*Written exercise*
Filter these entries, keeping only lines that hold the word "this".

(begin)

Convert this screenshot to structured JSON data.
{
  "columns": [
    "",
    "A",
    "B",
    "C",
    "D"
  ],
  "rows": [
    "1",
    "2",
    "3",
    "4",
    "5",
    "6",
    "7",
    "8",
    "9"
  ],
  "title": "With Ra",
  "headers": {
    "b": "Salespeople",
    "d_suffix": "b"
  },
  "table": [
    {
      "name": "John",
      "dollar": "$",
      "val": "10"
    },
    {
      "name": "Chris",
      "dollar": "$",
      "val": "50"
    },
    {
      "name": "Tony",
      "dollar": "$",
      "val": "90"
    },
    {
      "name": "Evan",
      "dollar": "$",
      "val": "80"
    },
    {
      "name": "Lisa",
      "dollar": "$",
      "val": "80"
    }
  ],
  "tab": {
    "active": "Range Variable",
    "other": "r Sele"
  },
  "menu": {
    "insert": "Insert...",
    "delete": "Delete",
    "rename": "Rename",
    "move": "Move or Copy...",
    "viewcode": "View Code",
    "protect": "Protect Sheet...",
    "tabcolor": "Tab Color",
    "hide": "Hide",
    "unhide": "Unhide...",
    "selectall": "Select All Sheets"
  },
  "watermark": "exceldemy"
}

(end)
(begin)

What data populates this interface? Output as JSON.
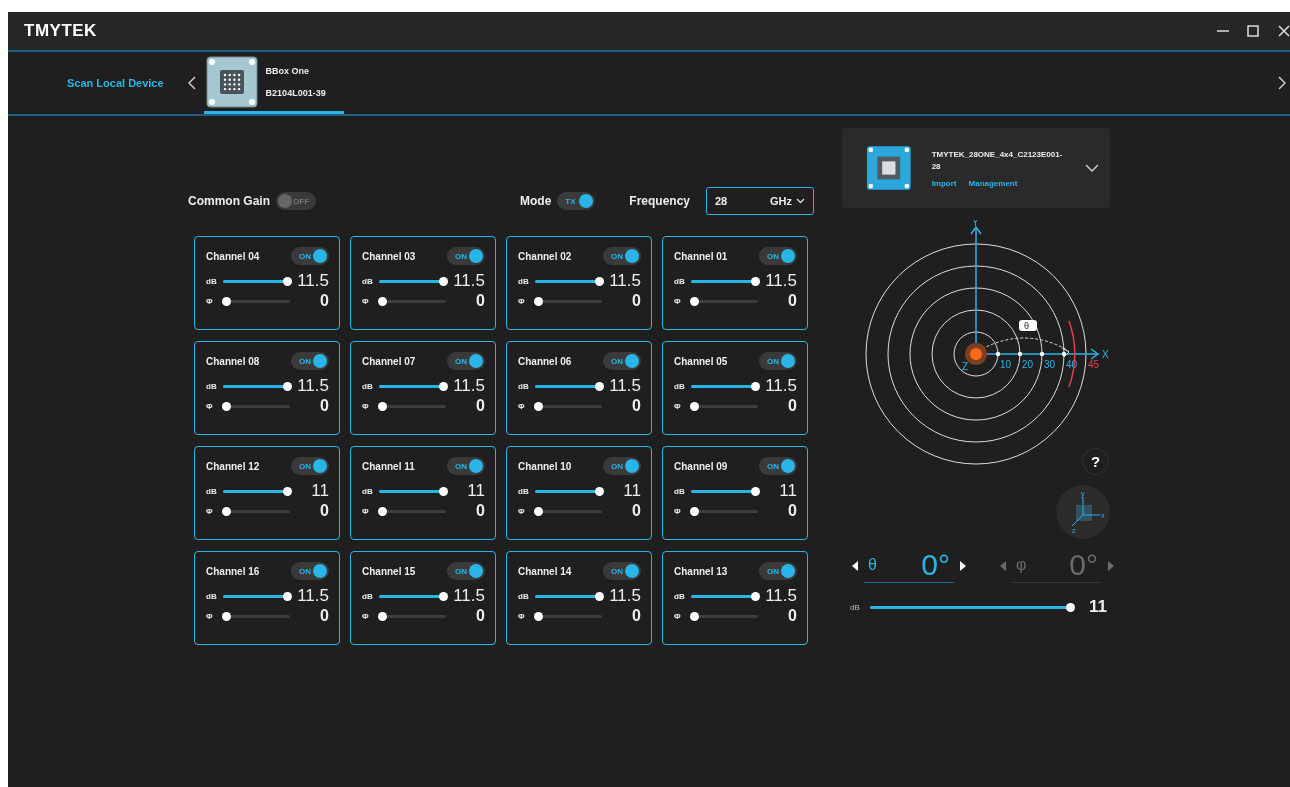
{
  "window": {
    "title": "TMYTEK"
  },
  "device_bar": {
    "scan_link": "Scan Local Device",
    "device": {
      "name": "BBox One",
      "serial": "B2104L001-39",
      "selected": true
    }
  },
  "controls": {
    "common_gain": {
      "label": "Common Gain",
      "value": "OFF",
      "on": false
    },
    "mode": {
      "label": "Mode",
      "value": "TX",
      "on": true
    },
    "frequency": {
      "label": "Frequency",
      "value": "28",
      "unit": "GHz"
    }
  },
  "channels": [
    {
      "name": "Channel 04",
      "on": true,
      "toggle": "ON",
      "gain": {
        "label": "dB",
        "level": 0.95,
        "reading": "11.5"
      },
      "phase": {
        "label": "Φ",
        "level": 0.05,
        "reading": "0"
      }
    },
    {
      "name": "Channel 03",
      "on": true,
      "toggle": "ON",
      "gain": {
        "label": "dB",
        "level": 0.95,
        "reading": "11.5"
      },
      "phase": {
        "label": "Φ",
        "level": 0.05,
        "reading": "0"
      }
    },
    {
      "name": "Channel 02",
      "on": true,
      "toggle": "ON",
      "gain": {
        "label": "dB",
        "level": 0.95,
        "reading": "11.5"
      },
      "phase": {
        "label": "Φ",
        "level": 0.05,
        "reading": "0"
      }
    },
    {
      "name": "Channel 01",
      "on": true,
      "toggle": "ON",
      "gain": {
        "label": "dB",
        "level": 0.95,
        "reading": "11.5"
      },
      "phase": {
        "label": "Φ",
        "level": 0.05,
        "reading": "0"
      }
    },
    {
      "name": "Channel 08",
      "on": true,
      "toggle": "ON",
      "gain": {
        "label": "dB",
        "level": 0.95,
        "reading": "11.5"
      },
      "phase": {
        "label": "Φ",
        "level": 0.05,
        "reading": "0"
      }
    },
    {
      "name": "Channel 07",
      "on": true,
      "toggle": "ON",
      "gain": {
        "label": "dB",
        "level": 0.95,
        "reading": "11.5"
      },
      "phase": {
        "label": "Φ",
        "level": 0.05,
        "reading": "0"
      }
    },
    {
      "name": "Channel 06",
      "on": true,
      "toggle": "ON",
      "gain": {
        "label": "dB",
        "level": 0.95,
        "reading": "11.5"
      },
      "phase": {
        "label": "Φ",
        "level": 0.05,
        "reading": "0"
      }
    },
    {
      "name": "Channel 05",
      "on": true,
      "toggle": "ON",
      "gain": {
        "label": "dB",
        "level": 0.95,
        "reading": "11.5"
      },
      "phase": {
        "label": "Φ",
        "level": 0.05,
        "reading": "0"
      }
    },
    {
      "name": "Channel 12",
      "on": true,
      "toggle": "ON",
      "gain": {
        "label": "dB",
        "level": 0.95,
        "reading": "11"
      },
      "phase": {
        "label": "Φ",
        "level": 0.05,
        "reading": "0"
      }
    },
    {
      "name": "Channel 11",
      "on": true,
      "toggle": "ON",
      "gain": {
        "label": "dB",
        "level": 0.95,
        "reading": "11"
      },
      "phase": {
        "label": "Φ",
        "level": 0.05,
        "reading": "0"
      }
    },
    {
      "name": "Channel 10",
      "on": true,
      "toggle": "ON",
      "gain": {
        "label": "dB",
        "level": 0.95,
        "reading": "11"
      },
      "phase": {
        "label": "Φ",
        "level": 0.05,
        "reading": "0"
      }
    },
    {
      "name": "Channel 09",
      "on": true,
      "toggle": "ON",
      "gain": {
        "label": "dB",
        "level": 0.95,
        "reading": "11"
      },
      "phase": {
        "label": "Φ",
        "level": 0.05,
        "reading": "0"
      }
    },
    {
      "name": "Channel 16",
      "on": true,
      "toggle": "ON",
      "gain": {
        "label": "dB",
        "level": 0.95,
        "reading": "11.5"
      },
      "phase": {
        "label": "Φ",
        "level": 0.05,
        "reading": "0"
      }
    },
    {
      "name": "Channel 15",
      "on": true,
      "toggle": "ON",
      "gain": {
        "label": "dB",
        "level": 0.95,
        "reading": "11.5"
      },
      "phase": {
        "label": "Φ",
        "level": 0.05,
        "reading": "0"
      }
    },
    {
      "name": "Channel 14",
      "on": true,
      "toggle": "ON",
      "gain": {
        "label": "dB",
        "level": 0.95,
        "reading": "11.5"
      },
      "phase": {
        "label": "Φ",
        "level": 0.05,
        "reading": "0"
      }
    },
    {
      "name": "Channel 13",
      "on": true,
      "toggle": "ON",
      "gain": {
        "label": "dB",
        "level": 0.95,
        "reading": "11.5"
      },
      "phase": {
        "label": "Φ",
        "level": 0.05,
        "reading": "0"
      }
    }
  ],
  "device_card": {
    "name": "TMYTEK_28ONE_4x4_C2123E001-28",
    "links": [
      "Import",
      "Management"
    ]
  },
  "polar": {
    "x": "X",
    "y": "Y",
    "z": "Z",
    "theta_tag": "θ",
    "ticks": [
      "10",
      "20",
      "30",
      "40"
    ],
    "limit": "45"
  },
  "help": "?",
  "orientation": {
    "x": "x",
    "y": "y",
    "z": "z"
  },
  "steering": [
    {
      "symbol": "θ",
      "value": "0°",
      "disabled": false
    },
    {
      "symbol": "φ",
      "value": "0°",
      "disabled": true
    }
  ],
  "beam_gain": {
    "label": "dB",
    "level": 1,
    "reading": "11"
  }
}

(end)
(begin)

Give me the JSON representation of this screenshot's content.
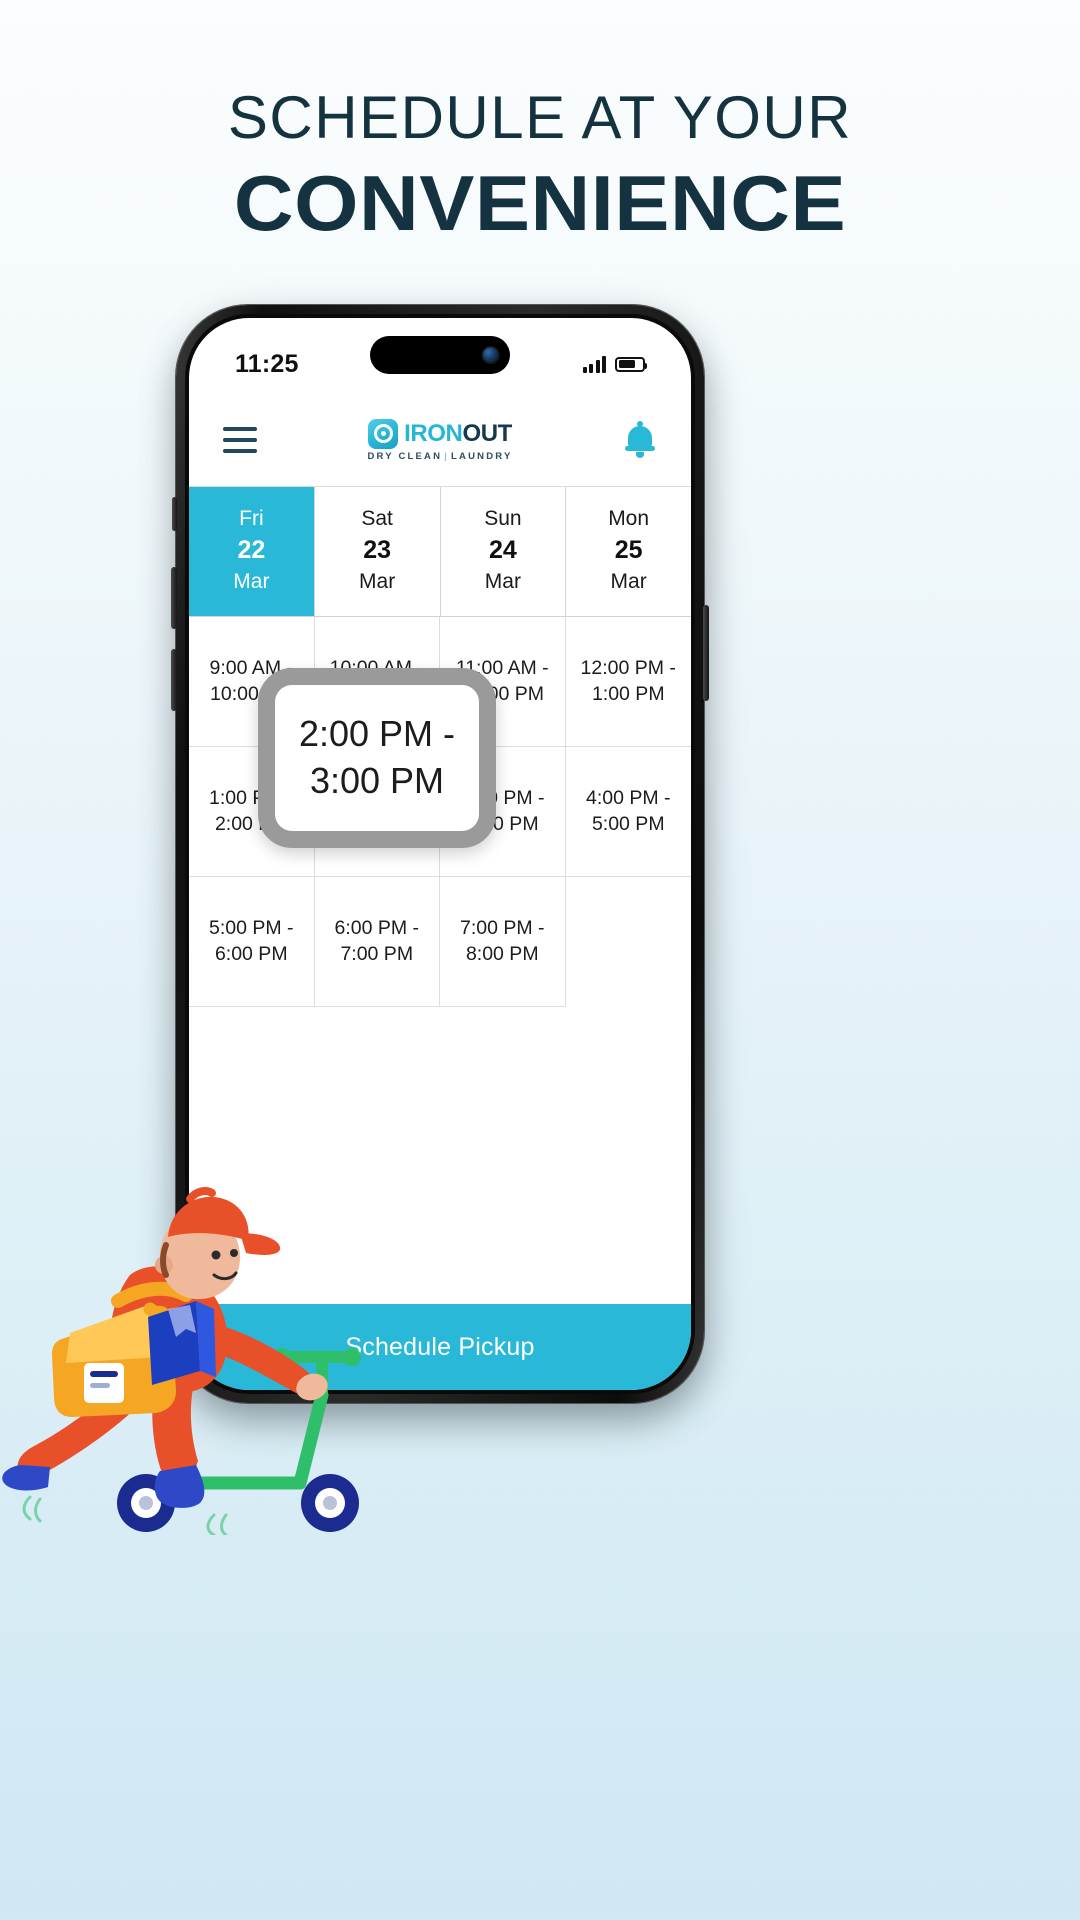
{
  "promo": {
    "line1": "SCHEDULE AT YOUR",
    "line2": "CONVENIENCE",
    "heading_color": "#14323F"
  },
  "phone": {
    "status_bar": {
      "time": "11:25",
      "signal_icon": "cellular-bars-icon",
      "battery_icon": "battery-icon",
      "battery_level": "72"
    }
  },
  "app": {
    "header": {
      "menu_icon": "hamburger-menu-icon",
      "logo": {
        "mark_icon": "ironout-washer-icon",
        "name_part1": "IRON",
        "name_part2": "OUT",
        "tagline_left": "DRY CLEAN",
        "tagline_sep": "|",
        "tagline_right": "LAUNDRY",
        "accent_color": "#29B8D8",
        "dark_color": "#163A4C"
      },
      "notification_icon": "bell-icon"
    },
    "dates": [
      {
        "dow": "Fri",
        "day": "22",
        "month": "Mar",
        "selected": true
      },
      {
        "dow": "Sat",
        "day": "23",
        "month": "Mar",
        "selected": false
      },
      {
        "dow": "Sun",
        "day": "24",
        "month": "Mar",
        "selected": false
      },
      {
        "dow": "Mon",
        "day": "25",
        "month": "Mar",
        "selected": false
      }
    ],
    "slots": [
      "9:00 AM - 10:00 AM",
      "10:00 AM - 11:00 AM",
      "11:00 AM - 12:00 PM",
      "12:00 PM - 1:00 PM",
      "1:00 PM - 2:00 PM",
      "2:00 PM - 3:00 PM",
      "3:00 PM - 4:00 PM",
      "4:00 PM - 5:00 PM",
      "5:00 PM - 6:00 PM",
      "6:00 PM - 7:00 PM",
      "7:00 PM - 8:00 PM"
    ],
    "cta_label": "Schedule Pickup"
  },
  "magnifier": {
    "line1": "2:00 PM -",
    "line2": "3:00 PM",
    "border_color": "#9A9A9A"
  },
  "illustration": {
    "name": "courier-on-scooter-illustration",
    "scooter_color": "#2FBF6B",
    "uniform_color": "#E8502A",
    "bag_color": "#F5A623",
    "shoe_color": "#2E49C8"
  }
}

(end)

*Expected answer*
Convert this screenshot to structured JSON data.
What data populates this interface? Output as JSON.
Give me the JSON representation of this screenshot's content.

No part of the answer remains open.